_Given task:_ Each line that follows is to be retyped exactly.

Record list start

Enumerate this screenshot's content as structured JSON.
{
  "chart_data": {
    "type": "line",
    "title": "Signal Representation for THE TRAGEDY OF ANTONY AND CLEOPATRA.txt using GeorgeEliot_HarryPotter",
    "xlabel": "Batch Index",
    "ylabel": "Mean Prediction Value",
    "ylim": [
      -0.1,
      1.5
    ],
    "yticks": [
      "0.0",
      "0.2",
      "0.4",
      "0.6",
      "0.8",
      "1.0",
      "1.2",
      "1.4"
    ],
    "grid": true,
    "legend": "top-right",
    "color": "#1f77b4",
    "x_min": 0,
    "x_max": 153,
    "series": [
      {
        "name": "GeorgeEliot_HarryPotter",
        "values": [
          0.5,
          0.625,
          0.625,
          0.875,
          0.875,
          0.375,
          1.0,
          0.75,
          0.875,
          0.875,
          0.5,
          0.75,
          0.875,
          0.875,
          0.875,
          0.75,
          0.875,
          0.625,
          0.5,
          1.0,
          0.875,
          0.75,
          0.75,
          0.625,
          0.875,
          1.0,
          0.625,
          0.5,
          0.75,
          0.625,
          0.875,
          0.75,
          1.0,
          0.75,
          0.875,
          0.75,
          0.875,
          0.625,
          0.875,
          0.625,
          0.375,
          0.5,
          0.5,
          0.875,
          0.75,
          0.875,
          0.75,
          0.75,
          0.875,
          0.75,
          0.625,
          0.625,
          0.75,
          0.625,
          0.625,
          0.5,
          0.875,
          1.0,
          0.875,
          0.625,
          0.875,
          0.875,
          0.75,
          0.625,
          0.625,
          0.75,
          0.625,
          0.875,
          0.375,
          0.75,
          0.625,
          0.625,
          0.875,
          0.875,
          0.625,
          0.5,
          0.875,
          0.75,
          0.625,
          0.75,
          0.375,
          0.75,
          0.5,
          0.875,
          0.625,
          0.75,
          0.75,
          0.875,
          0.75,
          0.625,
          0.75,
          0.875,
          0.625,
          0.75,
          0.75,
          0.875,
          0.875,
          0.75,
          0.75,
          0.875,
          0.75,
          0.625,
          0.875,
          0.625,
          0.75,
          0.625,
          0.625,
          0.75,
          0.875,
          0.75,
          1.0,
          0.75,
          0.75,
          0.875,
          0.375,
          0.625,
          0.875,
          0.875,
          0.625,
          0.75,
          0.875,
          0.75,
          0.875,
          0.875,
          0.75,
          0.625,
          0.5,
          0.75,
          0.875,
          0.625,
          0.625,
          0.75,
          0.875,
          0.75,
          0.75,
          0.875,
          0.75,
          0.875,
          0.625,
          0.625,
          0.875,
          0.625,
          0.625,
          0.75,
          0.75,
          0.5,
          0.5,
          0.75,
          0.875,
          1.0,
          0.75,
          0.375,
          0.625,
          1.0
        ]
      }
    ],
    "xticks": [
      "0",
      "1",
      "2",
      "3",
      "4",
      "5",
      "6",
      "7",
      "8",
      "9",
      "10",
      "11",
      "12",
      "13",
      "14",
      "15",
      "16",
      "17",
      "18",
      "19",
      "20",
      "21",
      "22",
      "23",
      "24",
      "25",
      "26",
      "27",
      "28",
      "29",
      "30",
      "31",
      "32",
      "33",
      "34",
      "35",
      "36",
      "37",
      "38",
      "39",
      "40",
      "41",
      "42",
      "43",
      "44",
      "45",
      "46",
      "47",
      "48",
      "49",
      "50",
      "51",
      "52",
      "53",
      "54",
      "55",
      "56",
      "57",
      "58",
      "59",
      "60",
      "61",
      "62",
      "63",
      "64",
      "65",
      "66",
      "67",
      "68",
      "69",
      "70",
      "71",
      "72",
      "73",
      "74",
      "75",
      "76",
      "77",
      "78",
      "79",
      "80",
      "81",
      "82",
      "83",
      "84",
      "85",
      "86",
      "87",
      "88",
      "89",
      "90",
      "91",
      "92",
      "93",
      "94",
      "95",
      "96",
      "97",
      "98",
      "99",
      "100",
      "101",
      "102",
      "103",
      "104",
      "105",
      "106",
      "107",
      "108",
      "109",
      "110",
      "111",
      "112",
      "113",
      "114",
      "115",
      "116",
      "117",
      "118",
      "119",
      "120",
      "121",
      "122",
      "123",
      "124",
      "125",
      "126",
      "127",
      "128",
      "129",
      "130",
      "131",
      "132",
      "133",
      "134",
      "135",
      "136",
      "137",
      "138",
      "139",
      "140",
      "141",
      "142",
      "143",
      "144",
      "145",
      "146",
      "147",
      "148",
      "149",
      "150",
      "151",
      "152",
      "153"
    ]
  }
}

Record list end

_Output below:_
Enumerate this screenshot's content as structured JSON.
{
  "chart_data": {
    "type": "line",
    "title": "Signal Representation for THE TRAGEDY OF ANTONY AND CLEOPATRA.txt using GeorgeEliot_HarryPotter",
    "xlabel": "Batch Index",
    "ylabel": "Mean Prediction Value",
    "ylim": [
      -0.1,
      1.5
    ],
    "yticks": [
      "0.0",
      "0.2",
      "0.4",
      "0.6",
      "0.8",
      "1.0",
      "1.2",
      "1.4"
    ],
    "grid": true,
    "legend": "top-right",
    "color": "#1f77b4",
    "x_min": 0,
    "x_max": 153,
    "series": [
      {
        "name": "GeorgeEliot_HarryPotter",
        "values": [
          0.5,
          0.625,
          0.625,
          0.875,
          0.875,
          0.375,
          1.0,
          0.75,
          0.875,
          0.875,
          0.5,
          0.75,
          0.875,
          0.875,
          0.875,
          0.75,
          0.875,
          0.625,
          0.5,
          1.0,
          0.875,
          0.75,
          0.75,
          0.625,
          0.875,
          1.0,
          0.625,
          0.5,
          0.75,
          0.625,
          0.875,
          0.75,
          1.0,
          0.75,
          0.875,
          0.75,
          0.875,
          0.625,
          0.875,
          0.625,
          0.375,
          0.5,
          0.5,
          0.875,
          0.75,
          0.875,
          0.75,
          0.75,
          0.875,
          0.75,
          0.625,
          0.625,
          0.75,
          0.625,
          0.625,
          0.5,
          0.875,
          1.0,
          0.875,
          0.625,
          0.875,
          0.875,
          0.75,
          0.625,
          0.625,
          0.75,
          0.625,
          0.875,
          0.375,
          0.75,
          0.625,
          0.625,
          0.875,
          0.875,
          0.625,
          0.5,
          0.875,
          0.75,
          0.625,
          0.75,
          0.375,
          0.75,
          0.5,
          0.875,
          0.625,
          0.75,
          0.75,
          0.875,
          0.75,
          0.625,
          0.75,
          0.875,
          0.625,
          0.75,
          0.75,
          0.875,
          0.875,
          0.75,
          0.75,
          0.875,
          0.75,
          0.625,
          0.875,
          0.625,
          0.75,
          0.625,
          0.625,
          0.75,
          0.875,
          0.75,
          1.0,
          0.75,
          0.75,
          0.875,
          0.375,
          0.625,
          0.875,
          0.875,
          0.625,
          0.75,
          0.875,
          0.75,
          0.875,
          0.875,
          0.75,
          0.625,
          0.5,
          0.75,
          0.875,
          0.625,
          0.625,
          0.75,
          0.875,
          0.75,
          0.75,
          0.875,
          0.75,
          0.875,
          0.625,
          0.625,
          0.875,
          0.625,
          0.625,
          0.75,
          0.75,
          0.5,
          0.5,
          0.75,
          0.875,
          1.0,
          0.75,
          0.375,
          0.625,
          1.0
        ]
      }
    ],
    "xticks": [
      "0",
      "1",
      "2",
      "3",
      "4",
      "5",
      "6",
      "7",
      "8",
      "9",
      "10",
      "11",
      "12",
      "13",
      "14",
      "15",
      "16",
      "17",
      "18",
      "19",
      "20",
      "21",
      "22",
      "23",
      "24",
      "25",
      "26",
      "27",
      "28",
      "29",
      "30",
      "31",
      "32",
      "33",
      "34",
      "35",
      "36",
      "37",
      "38",
      "39",
      "40",
      "41",
      "42",
      "43",
      "44",
      "45",
      "46",
      "47",
      "48",
      "49",
      "50",
      "51",
      "52",
      "53",
      "54",
      "55",
      "56",
      "57",
      "58",
      "59",
      "60",
      "61",
      "62",
      "63",
      "64",
      "65",
      "66",
      "67",
      "68",
      "69",
      "70",
      "71",
      "72",
      "73",
      "74",
      "75",
      "76",
      "77",
      "78",
      "79",
      "80",
      "81",
      "82",
      "83",
      "84",
      "85",
      "86",
      "87",
      "88",
      "89",
      "90",
      "91",
      "92",
      "93",
      "94",
      "95",
      "96",
      "97",
      "98",
      "99",
      "100",
      "101",
      "102",
      "103",
      "104",
      "105",
      "106",
      "107",
      "108",
      "109",
      "110",
      "111",
      "112",
      "113",
      "114",
      "115",
      "116",
      "117",
      "118",
      "119",
      "120",
      "121",
      "122",
      "123",
      "124",
      "125",
      "126",
      "127",
      "128",
      "129",
      "130",
      "131",
      "132",
      "133",
      "134",
      "135",
      "136",
      "137",
      "138",
      "139",
      "140",
      "141",
      "142",
      "143",
      "144",
      "145",
      "146",
      "147",
      "148",
      "149",
      "150",
      "151",
      "152",
      "153"
    ]
  }
}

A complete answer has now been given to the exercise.